((
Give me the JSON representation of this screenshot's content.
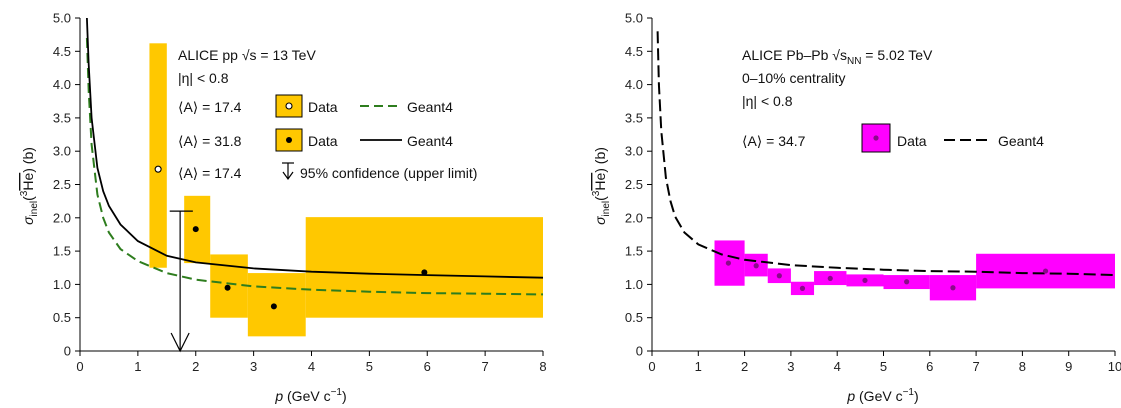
{
  "chart_data": [
    {
      "type": "scatter",
      "xlabel_main": "p",
      "xlabel_unit": "(GeV c",
      "xlabel_unit_sup": "−1",
      "xlabel_close": ")",
      "ylabel_sigma": "σ",
      "ylabel_sub": "inel",
      "ylabel_open": "(",
      "ylabel_sup": "3",
      "ylabel_species": "He",
      "ylabel_close": ") (b)",
      "xlim": [
        0,
        8
      ],
      "ylim": [
        0,
        5
      ],
      "xticks": [
        "0",
        "1",
        "2",
        "3",
        "4",
        "5",
        "6",
        "7",
        "8"
      ],
      "yticks": [
        "0",
        "0.5",
        "1.0",
        "1.5",
        "2.0",
        "2.5",
        "3.0",
        "3.5",
        "4.0",
        "4.5",
        "5.0"
      ],
      "color_box": "#ffc800",
      "annotation": {
        "line1": "ALICE pp √s = 13 TeV",
        "line2": "|η| < 0.8",
        "legend": [
          {
            "label_A": "⟨A⟩ = 17.4",
            "marker": "open-circle",
            "text": "Data",
            "model_text": "Geant4",
            "line_style": "dashed",
            "color": "#2e7d1e"
          },
          {
            "label_A": "⟨A⟩ = 31.8",
            "marker": "filled-circle",
            "text": "Data",
            "model_text": "Geant4",
            "line_style": "solid",
            "color": "#000000"
          },
          {
            "label_A": "⟨A⟩ = 17.4",
            "marker": "arrow",
            "text": "95% confidence (upper limit)"
          }
        ]
      },
      "open_points": [
        {
          "x": 1.35,
          "y": 2.73,
          "xlo": 1.2,
          "xhi": 1.5,
          "ylo": 1.25,
          "yhi": 4.62
        }
      ],
      "filled_points": [
        {
          "x": 2.0,
          "y": 1.83,
          "xlo": 1.8,
          "xhi": 2.25,
          "ylo": 1.32,
          "yhi": 2.33
        },
        {
          "x": 2.55,
          "y": 0.95,
          "xlo": 2.25,
          "xhi": 2.9,
          "ylo": 0.5,
          "yhi": 1.45
        },
        {
          "x": 3.35,
          "y": 0.67,
          "xlo": 2.9,
          "xhi": 3.9,
          "ylo": 0.22,
          "yhi": 1.17
        },
        {
          "x": 5.95,
          "y": 1.18,
          "xlo": 3.9,
          "xhi": 8.0,
          "ylo": 0.5,
          "yhi": 2.01
        }
      ],
      "upper_limit": {
        "x": 1.73,
        "y": 2.1,
        "xlo": 1.55,
        "xhi": 1.95
      },
      "geant4_solid": {
        "x": [
          0.12,
          0.15,
          0.2,
          0.3,
          0.4,
          0.5,
          0.7,
          1.0,
          1.5,
          2.0,
          3.0,
          4.0,
          5.0,
          6.0,
          7.0,
          8.0
        ],
        "y": [
          5.0,
          4.3,
          3.5,
          2.75,
          2.4,
          2.18,
          1.9,
          1.65,
          1.43,
          1.33,
          1.24,
          1.19,
          1.16,
          1.14,
          1.12,
          1.1
        ]
      },
      "geant4_dashed": {
        "x": [
          0.12,
          0.15,
          0.2,
          0.3,
          0.4,
          0.5,
          0.7,
          1.0,
          1.5,
          2.0,
          3.0,
          4.0,
          5.0,
          6.0,
          7.0,
          8.0
        ],
        "y": [
          4.7,
          3.9,
          3.1,
          2.35,
          2.0,
          1.78,
          1.53,
          1.35,
          1.17,
          1.07,
          0.97,
          0.92,
          0.89,
          0.87,
          0.86,
          0.85
        ]
      }
    },
    {
      "type": "scatter",
      "xlabel_main": "p",
      "xlabel_unit": "(GeV c",
      "xlabel_unit_sup": "−1",
      "xlabel_close": ")",
      "ylabel_sigma": "σ",
      "ylabel_sub": "inel",
      "ylabel_open": "(",
      "ylabel_sup": "3",
      "ylabel_species": "He",
      "ylabel_close": ") (b)",
      "xlim": [
        0,
        10
      ],
      "ylim": [
        0,
        5
      ],
      "xticks": [
        "0",
        "1",
        "2",
        "3",
        "4",
        "5",
        "6",
        "7",
        "8",
        "9",
        "10"
      ],
      "yticks": [
        "0",
        "0.5",
        "1.0",
        "1.5",
        "2.0",
        "2.5",
        "3.0",
        "3.5",
        "4.0",
        "4.5",
        "5.0"
      ],
      "color_box": "#ff00ff",
      "annotation": {
        "line1_a": "ALICE Pb–Pb ",
        "line1_root": "√s",
        "line1_sub": "NN",
        "line1_b": " = 5.02 TeV",
        "line2": "0–10% centrality",
        "line3": "|η| < 0.8",
        "label_A": "⟨A⟩ = 34.7",
        "data_text": "Data",
        "model_text": "Geant4"
      },
      "points": [
        {
          "x": 1.65,
          "y": 1.32,
          "xlo": 1.35,
          "xhi": 2.0,
          "ylo": 0.98,
          "yhi": 1.66
        },
        {
          "x": 2.25,
          "y": 1.28,
          "xlo": 2.0,
          "xhi": 2.5,
          "ylo": 1.12,
          "yhi": 1.46
        },
        {
          "x": 2.75,
          "y": 1.13,
          "xlo": 2.5,
          "xhi": 3.0,
          "ylo": 1.02,
          "yhi": 1.24
        },
        {
          "x": 3.25,
          "y": 0.94,
          "xlo": 3.0,
          "xhi": 3.5,
          "ylo": 0.84,
          "yhi": 1.04
        },
        {
          "x": 3.85,
          "y": 1.09,
          "xlo": 3.5,
          "xhi": 4.2,
          "ylo": 0.99,
          "yhi": 1.2
        },
        {
          "x": 4.6,
          "y": 1.06,
          "xlo": 4.2,
          "xhi": 5.0,
          "ylo": 0.97,
          "yhi": 1.15
        },
        {
          "x": 5.5,
          "y": 1.04,
          "xlo": 5.0,
          "xhi": 6.0,
          "ylo": 0.93,
          "yhi": 1.14
        },
        {
          "x": 6.5,
          "y": 0.95,
          "xlo": 6.0,
          "xhi": 7.0,
          "ylo": 0.76,
          "yhi": 1.14
        },
        {
          "x": 8.5,
          "y": 1.2,
          "xlo": 7.0,
          "xhi": 10.0,
          "ylo": 0.94,
          "yhi": 1.46
        }
      ],
      "geant4_dashed": {
        "x": [
          0.12,
          0.15,
          0.2,
          0.3,
          0.4,
          0.5,
          0.7,
          1.0,
          1.5,
          2.0,
          3.0,
          4.0,
          5.0,
          6.0,
          7.0,
          8.0,
          9.0,
          10.0
        ],
        "y": [
          4.8,
          4.0,
          3.3,
          2.6,
          2.25,
          2.02,
          1.78,
          1.6,
          1.45,
          1.37,
          1.29,
          1.25,
          1.22,
          1.2,
          1.19,
          1.17,
          1.16,
          1.14
        ]
      }
    }
  ]
}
))
Search the data for the word "marker" and copy each line where it appears.

| Correct result |
            "marker": "open-circle",
            "marker": "filled-circle",
            "marker": "arrow",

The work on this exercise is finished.